**Brano fornito**
Per molti pazienti il superamento della malattia non significa tornare a una vita normale: la funzionalità respiratoria risulta spesso compromessa.
Guariti dal Covid-19, ma con strascichi sulla salute che potrebbero protrarsi a lungo. L’infezione da SarsCov2 potrebbe infatti determinare conseguenze a lungo termine sulla funzionalità respiratoria, e talvolta comprometterla in modo irreversibile, soprattutto nei pazienti usciti dalla terapia intensiva. Tanto che il 30% dei pazienti più gravi guariti avrà problemi permanenti di fibrosi polmonare. È questo il preoccupante scenario che arriva dal convegno digitale della Società italiana di pneumologia (Sip) con la Federazione delle associazioni di ricerca sulle cellule staminali (StemNet) e il Gruppo italiano staminali mesenchimali (Gism).
Proprio questi disturbi, avvertono gli esperti, costituiranno una «nuova patologia respiratoria di domani e una nuova emergenza sanitaria» per la quale sarà necessario attrezzarsi per tempo, rafforzando le pneumologie e prevedendo ambulatori e percorsi ad hoc. Le prime osservazioni «rispecchiano da vicino i risultati di studi di follow-up realizzati in Cina a seguito della polmonite da SARS del 2003, molto simile a quella da Covid-19, confermando il sospetto che anche Covid-19 possa comportare danni polmonari che non scompaiono alla risoluzione della polmonite», spiega Luca Richeldi, membro del Comitato tecnico-scientifico, presidente Sip e direttore del Dipartimento di Pneumologia al Policlinico Gemelli di Roma.

**Dati**
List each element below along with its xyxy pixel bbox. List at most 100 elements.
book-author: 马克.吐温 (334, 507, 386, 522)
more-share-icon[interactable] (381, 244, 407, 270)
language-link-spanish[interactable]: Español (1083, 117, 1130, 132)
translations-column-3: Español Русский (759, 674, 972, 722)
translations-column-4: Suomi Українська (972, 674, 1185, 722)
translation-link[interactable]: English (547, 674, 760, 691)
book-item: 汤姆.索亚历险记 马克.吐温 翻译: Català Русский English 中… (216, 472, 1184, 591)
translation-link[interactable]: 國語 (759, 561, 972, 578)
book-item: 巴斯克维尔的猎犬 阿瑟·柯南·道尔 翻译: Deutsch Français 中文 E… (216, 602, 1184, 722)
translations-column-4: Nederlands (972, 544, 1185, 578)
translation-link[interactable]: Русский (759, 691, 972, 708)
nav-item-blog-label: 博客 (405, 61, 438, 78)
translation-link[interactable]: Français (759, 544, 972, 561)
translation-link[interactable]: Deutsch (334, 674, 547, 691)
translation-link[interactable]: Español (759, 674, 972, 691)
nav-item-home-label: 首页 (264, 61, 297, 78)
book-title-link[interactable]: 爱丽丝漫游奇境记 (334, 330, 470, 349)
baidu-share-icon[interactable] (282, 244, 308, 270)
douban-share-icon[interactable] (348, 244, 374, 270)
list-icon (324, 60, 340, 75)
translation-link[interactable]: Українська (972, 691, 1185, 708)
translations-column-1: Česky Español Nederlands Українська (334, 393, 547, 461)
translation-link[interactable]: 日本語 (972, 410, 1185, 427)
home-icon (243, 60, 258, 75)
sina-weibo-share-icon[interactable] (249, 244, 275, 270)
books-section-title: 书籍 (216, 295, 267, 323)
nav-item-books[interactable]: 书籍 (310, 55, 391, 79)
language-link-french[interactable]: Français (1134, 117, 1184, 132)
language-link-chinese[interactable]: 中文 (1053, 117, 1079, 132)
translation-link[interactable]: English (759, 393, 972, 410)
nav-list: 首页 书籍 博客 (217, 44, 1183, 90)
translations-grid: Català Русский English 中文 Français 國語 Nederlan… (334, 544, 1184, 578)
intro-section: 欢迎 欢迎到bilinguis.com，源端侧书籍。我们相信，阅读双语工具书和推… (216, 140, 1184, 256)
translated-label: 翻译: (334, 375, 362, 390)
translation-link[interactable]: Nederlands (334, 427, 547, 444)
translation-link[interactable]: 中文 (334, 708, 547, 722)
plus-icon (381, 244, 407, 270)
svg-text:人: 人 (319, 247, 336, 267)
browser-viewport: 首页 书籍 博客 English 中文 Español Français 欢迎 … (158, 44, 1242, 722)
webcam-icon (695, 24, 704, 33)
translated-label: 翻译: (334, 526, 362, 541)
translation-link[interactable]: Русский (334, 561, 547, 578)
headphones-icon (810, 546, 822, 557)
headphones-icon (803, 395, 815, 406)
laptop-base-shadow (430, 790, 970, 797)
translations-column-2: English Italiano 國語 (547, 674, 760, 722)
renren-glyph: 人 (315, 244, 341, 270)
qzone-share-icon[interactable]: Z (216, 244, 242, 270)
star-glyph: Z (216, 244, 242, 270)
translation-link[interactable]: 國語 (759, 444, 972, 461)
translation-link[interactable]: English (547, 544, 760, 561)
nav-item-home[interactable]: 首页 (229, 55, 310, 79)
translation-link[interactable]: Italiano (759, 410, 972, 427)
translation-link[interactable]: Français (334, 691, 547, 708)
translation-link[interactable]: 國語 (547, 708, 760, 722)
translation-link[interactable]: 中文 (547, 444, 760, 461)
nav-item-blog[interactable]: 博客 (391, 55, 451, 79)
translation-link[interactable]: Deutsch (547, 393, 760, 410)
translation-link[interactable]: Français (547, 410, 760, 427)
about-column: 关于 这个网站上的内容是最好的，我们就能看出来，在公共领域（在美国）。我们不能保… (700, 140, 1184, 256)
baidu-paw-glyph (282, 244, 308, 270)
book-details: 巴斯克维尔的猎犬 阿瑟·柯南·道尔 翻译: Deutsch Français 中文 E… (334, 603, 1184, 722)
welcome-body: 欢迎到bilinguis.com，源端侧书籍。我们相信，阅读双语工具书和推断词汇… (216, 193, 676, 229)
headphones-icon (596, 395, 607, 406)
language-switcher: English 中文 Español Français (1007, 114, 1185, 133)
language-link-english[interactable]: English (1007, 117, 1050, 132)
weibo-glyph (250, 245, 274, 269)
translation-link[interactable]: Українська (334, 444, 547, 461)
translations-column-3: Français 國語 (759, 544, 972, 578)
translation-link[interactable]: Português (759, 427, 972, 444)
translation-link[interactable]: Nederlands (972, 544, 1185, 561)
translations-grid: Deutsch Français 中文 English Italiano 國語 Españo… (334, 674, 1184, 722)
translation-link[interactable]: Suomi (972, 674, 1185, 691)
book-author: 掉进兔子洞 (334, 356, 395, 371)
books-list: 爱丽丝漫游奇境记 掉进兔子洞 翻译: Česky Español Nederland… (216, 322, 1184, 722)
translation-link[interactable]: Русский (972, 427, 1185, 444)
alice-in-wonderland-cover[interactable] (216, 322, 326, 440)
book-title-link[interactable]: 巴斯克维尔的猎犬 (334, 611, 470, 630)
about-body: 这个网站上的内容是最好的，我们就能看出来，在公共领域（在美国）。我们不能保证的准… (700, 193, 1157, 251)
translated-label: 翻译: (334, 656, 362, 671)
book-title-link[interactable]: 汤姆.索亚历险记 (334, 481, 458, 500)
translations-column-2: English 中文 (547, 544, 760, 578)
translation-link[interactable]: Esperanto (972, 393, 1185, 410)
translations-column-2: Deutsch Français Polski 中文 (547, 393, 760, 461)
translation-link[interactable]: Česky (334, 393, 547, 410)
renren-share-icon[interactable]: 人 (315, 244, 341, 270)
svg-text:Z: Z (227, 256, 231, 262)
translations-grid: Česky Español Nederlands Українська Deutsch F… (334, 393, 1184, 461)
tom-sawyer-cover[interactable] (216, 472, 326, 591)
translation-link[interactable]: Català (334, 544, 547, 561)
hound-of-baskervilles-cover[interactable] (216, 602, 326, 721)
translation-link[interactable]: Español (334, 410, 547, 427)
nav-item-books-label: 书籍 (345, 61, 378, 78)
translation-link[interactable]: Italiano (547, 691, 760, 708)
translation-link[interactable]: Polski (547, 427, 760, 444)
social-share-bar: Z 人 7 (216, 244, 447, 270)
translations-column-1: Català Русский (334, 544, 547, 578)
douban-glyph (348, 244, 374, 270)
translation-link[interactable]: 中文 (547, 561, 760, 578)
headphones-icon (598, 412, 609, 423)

**Esercizi**
1. Rispondi a queste domande sul brano sul Covid-19.
(a) Quale percentuale dei pazienti più gravi guariti avrà problemi permanenti di fibrosi polmonare?
(b) In quale paese sono stati realizzati gli studi di follow-up dopo la polmonite da SARS del 2003?
(c) Di quale dipartimento è direttore Luca Richeldi, e in quale struttura?
2. Per ciascuna affermazione indica se concorda con il brano sul Covid-19, rispondendo sì o no e citando le parole del brano che lo stabiliscono.
(a) Il convegno della Società italiana di pneumologia si è svolto in presenza.
(b) Gli esperti ritengono necessario prevedere ambulatori e percorsi dedicati.
(c) La polmonite da SARS del 2003 è descritta come molto diversa da quella da Covid-19.

**Risposte in ordine**
1.
(a) Il 30%.
(b) In Cina.
(c) Del Dipartimento di Pneumologia, al Policlinico Gemelli di Roma.

2.
(a) No: «dal convegno digitale della Società italiana di pneumologia (Sip)».
(b) Sì: «rafforzando le pneumologie e prevedendo ambulatori e percorsi ad hoc».
(c) No: «molto simile a quella da Covid-19».